[START Material supplied]
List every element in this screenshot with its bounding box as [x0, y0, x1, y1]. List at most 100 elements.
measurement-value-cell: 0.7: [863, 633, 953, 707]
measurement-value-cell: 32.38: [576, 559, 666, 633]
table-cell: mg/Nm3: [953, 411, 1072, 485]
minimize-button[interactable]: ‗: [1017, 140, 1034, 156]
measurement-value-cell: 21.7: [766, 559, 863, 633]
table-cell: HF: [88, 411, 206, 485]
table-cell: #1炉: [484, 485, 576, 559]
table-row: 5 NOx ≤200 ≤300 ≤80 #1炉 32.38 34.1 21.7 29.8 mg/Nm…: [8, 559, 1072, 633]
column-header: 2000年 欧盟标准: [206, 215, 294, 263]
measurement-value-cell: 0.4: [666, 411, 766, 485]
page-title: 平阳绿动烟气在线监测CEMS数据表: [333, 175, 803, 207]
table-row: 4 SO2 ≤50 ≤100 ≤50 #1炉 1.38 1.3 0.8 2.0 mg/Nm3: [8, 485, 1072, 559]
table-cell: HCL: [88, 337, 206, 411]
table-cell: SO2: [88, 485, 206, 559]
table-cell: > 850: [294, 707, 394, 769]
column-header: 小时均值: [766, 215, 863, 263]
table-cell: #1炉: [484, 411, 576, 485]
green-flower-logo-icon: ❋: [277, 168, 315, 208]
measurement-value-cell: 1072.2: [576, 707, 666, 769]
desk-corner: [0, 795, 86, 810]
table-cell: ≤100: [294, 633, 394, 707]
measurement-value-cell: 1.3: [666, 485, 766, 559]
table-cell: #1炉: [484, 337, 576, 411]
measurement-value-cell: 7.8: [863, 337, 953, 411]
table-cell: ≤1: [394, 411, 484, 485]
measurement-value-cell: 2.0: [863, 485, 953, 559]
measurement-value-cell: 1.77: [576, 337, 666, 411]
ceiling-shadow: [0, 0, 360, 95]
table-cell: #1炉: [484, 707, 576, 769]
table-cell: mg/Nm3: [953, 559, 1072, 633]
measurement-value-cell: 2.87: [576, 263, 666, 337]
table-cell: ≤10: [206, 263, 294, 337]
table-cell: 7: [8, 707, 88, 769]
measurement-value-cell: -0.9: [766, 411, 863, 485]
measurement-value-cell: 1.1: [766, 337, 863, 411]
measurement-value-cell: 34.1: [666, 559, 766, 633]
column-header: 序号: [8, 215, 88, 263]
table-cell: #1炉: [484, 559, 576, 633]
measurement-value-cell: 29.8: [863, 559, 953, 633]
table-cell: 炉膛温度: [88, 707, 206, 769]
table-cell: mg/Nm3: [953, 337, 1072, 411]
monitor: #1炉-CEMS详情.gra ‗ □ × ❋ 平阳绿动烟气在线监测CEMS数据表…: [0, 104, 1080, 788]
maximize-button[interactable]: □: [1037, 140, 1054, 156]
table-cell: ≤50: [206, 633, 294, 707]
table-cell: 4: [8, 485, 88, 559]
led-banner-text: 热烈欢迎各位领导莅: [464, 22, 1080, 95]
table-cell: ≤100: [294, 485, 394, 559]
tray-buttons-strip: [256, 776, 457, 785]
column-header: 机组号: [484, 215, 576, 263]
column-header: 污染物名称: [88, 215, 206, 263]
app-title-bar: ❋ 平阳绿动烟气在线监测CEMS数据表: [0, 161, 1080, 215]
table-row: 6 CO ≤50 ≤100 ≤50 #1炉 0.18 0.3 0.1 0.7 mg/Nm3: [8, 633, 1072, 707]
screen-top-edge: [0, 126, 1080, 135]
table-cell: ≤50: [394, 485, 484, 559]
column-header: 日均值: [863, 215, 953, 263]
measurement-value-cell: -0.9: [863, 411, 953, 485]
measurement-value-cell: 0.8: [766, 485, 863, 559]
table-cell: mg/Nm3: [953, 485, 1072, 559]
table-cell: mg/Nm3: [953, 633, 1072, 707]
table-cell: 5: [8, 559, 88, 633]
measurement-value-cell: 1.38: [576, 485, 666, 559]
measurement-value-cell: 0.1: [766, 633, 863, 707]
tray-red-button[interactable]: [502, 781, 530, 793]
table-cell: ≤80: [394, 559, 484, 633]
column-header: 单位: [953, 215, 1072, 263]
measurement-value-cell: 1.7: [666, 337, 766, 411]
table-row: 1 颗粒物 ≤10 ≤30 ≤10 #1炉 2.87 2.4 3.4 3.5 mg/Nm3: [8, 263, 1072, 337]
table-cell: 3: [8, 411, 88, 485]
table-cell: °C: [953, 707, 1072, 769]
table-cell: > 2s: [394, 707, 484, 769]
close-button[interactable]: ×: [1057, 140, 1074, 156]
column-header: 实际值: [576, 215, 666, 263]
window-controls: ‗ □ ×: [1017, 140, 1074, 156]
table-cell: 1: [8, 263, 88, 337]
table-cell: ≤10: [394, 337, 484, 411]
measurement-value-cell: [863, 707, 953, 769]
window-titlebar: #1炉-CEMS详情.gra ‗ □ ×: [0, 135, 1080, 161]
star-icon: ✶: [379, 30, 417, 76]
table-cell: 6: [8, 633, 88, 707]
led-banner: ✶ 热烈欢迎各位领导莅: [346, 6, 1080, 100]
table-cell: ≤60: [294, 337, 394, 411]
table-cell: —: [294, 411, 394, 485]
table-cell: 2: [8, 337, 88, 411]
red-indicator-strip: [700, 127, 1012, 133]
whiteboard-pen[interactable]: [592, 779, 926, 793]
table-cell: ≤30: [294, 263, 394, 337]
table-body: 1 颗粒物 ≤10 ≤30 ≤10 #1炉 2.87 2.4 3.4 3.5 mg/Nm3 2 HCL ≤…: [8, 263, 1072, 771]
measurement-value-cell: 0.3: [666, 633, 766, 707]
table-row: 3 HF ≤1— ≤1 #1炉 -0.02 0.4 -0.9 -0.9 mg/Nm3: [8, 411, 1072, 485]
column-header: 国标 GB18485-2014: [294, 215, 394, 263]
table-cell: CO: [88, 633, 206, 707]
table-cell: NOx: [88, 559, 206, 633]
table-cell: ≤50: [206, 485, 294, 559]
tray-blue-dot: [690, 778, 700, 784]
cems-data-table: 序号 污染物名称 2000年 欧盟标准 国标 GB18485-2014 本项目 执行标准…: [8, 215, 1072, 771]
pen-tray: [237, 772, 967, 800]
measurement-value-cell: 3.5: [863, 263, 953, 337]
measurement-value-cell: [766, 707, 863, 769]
[END Material supplied]
=== Set task ===
Format the data above as a JSON list of strings, with each line as its own string and any blank lines omitted.

=== Solution ===
[
  "List every element in this screenshot with its bounding box as [x0, y0, x1, y1]. List at most 100 elements.",
  "measurement-value-cell: 0.7: [863, 633, 953, 707]",
  "measurement-value-cell: 32.38: [576, 559, 666, 633]",
  "table-cell: mg/Nm3: [953, 411, 1072, 485]",
  "minimize-button[interactable]: ‗: [1017, 140, 1034, 156]",
  "measurement-value-cell: 21.7: [766, 559, 863, 633]",
  "table-cell: HF: [88, 411, 206, 485]",
  "table-cell: #1炉: [484, 485, 576, 559]",
  "table-row: 5 NOx ≤200 ≤300 ≤80 #1炉 32.38 34.1 21.7 29.8 mg/Nm…: [8, 559, 1072, 633]",
  "column-header: 2000年 欧盟标准: [206, 215, 294, 263]",
  "measurement-value-cell: 0.4: [666, 411, 766, 485]",
  "page-title: 平阳绿动烟气在线监测CEMS数据表: [333, 175, 803, 207]",
  "table-row: 4 SO2 ≤50 ≤100 ≤50 #1炉 1.38 1.3 0.8 2.0 mg/Nm3: [8, 485, 1072, 559]",
  "table-cell: HCL: [88, 337, 206, 411]",
  "table-cell: SO2: [88, 485, 206, 559]",
  "table-cell: > 850: [294, 707, 394, 769]",
  "column-header: 小时均值: [766, 215, 863, 263]",
  "table-cell: #1炉: [484, 411, 576, 485]",
  "green-flower-logo-icon: ❋: [277, 168, 315, 208]",
  "measurement-value-cell: 1072.2: [576, 707, 666, 769]",
  "desk-corner: [0, 795, 86, 810]",
  "table-cell: ≤100: [294, 633, 394, 707]",
  "measurement-value-cell: 1.3: [666, 485, 766, 559]",
  "table-cell: #1炉: [484, 337, 576, 411]",
  "measurement-value-cell: 7.8: [863, 337, 953, 411]",
  "table-cell: ≤1: [394, 411, 484, 485]",
  "measurement-value-cell: 2.0: [863, 485, 953, 559]",
  "measurement-value-cell: 1.77: [576, 337, 666, 411]",
  "ceiling-shadow: [0, 0, 360, 95]",
  "table-cell: #1炉: [484, 707, 576, 769]",
  "table-cell: mg/Nm3: [953, 559, 1072, 633]",
  "measurement-value-cell: 2.87: [576, 263, 666, 337]",
  "table-cell: ≤10: [206, 263, 294, 337]",
  "table-cell: 7: [8, 707, 88, 769]",
  "measurement-value-cell: -0.9: [766, 411, 863, 485]",
  "measurement-value-cell: 1.1: [766, 337, 863, 411]",
  "measurement-value-cell: 34.1: [666, 559, 766, 633]",
  "column-header: 序号: [8, 215, 88, 263]",
  "table-cell: #1炉: [484, 559, 576, 633]",
  "measurement-value-cell: 29.8: [863, 559, 953, 633]",
  "table-cell: 炉膛温度: [88, 707, 206, 769]",
  "table-cell: mg/Nm3: [953, 337, 1072, 411]",
  "monitor: #1炉-CEMS详情.gra ‗ □ × ❋ 平阳绿动烟气在线监测CEMS数据表…: [0, 104, 1080, 788]",
  "maximize-button[interactable]: □: [1037, 140, 1054, 156]",
  "table-cell: ≤50: [206, 633, 294, 707]",
  "table-cell: 4: [8, 485, 88, 559]",
  "led-banner-text: 热烈欢迎各位领导莅: [464, 22, 1080, 95]",
  "table-cell: ≤100: [294, 485, 394, 559]",
  "tray-buttons-strip: [256, 776, 457, 785]",
  "column-header: 机组号: [484, 215, 576, 263]",
  "column-header: 污染物名称: [88, 215, 206, 263]",
  "app-title-bar: ❋ 平阳绿动烟气在线监测CEMS数据表: [0, 161, 1080, 215]",
  "table-row: 6 CO ≤50 ≤100 ≤50 #1炉 0.18 0.3 0.1 0.7 mg/Nm3: [8, 633, 1072, 707]",
  "screen-top-edge: [0, 126, 1080, 135]",
  "table-cell: ≤50: [394, 485, 484, 559]",
  "column-header: 日均值: [863, 215, 953, 263]",
  "measurement-value-cell: -0.9: [863, 411, 953, 485]",
  "measurement-value-cell: 0.8: [766, 485, 863, 559]",
  "table-cell: mg/Nm3: [953, 485, 1072, 559]",
  "table-cell: mg/Nm3: [953, 633, 1072, 707]",
  "table-cell: 5: [8, 559, 88, 633]",
  "measurement-value-cell: 1.38: [576, 485, 666, 559]",
  "measurement-value-cell: 0.1: [766, 633, 863, 707]",
  "tray-red-button[interactable]: [502, 781, 530, 793]",
  "table-cell: ≤80: [394, 559, 484, 633]",
  "column-header: 单位: [953, 215, 1072, 263]",
  "measurement-value-cell: 1.7: [666, 337, 766, 411]",
  "table-row: 1 颗粒物 ≤10 ≤30 ≤10 #1炉 2.87 2.4 3.4 3.5 mg/Nm3: [8, 263, 1072, 337]",
  "table-cell: 3: [8, 411, 88, 485]",
  "table-cell: °C: [953, 707, 1072, 769]",
  "table-cell: > 2s: [394, 707, 484, 769]",
  "close-button[interactable]: ×: [1057, 140, 1074, 156]",
  "column-header: 实际值: [576, 215, 666, 263]",
  "window-controls: ‗ □ ×: [1017, 140, 1074, 156]",
  "table-cell: 1: [8, 263, 88, 337]",
  "table-cell: ≤10: [394, 337, 484, 411]",
  "measurement-value-cell: [863, 707, 953, 769]",
  "window-titlebar: #1炉-CEMS详情.gra ‗ □ ×: [0, 135, 1080, 161]",
  "star-icon: ✶: [379, 30, 417, 76]",
  "table-cell: 6: [8, 633, 88, 707]",
  "led-banner: ✶ 热烈欢迎各位领导莅: [346, 6, 1080, 100]",
  "table-cell: ≤60: [294, 337, 394, 411]",
  "table-cell: —: [294, 411, 394, 485]",
  "table-cell: 2: [8, 337, 88, 411]",
  "red-indicator-strip: [700, 127, 1012, 133]",
  "whiteboard-pen[interactable]: [592, 779, 926, 793]",
  "table-cell: ≤30: [294, 263, 394, 337]",
  "table-body: 1 颗粒物 ≤10 ≤30 ≤10 #1炉 2.87 2.4 3.4 3.5 mg/Nm3 2 HCL ≤…: [8, 263, 1072, 771]",
  "measurement-value-cell: 0.3: [666, 633, 766, 707]",
  "table-row: 3 HF ≤1— ≤1 #1炉 -0.02 0.4 -0.9 -0.9 mg/Nm3: [8, 411, 1072, 485]",
  "column-header: 国标 GB18485-2014: [294, 215, 394, 263]",
  "table-cell: CO: [88, 633, 206, 707]",
  "table-cell: NOx: [88, 559, 206, 633]",
  "table-cell: ≤50: [206, 485, 294, 559]",
  "tray-blue-dot: [690, 778, 700, 784]",
  "cems-data-table: 序号 污染物名称 2000年 欧盟标准 国标 GB18485-2014 本项目 执行标准…: [8, 215, 1072, 771]",
  "pen-tray: [237, 772, 967, 800]",
  "measurement-value-cell: 3.5: [863, 263, 953, 337]",
  "measurement-value-cell: [766, 707, 863, 769]"
]